Task: For the listing below, give the number of lines in which "تدني" occurs. Add nothing.

Extracted information:
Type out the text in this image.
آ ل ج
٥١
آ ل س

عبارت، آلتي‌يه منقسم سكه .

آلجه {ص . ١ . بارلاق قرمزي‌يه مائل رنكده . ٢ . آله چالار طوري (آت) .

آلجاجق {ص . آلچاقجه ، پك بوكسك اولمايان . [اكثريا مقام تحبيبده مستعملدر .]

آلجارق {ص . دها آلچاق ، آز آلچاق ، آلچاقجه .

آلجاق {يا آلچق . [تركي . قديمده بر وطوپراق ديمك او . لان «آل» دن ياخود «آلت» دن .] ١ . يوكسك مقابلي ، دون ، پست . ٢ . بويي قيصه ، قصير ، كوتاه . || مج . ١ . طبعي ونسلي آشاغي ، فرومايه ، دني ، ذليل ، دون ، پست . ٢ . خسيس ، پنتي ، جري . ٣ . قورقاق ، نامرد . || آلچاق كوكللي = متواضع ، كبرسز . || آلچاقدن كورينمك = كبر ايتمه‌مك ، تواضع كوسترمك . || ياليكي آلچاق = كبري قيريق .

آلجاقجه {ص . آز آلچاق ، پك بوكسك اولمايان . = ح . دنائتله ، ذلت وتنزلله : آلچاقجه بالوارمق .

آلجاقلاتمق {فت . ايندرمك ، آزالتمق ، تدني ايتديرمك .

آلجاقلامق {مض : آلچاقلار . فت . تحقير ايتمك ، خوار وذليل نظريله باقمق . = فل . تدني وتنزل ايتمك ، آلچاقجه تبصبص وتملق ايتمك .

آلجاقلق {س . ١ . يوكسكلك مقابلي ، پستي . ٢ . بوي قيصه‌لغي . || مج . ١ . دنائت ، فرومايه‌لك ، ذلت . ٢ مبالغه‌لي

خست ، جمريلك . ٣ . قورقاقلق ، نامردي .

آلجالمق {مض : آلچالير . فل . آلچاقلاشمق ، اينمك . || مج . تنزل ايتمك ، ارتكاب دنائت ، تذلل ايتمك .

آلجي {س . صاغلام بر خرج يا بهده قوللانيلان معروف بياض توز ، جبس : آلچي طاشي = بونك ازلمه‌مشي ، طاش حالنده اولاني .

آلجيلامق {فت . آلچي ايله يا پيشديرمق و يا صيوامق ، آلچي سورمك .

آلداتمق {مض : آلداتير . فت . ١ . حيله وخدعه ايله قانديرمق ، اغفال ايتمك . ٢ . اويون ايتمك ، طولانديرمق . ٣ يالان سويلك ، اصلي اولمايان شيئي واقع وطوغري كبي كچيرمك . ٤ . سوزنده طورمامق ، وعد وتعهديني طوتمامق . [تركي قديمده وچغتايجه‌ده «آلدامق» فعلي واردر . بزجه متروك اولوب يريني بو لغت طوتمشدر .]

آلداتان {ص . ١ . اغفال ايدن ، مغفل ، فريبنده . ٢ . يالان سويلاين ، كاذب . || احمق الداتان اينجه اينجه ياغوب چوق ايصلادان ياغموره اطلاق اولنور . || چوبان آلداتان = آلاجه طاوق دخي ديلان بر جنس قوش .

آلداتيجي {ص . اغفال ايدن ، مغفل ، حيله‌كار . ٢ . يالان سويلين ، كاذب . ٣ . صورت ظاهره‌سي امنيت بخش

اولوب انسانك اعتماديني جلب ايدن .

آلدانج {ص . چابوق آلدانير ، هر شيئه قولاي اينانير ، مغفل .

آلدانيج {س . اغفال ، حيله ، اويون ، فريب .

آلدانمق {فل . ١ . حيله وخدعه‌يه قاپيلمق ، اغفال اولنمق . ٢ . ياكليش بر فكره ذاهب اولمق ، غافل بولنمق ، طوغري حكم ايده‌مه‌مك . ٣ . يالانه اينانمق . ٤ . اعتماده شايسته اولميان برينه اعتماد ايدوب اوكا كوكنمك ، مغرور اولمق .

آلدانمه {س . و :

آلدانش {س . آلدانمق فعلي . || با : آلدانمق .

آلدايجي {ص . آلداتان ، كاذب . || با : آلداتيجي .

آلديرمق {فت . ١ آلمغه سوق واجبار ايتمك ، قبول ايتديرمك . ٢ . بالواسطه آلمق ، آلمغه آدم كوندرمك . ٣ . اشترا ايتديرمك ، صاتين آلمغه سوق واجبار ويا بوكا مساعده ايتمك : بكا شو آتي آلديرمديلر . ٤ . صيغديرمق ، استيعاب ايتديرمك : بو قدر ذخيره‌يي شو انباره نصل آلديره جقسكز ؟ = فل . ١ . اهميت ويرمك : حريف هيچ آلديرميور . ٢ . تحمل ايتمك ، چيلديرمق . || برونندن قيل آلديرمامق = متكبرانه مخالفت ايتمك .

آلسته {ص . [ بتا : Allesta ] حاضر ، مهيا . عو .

Solution: 2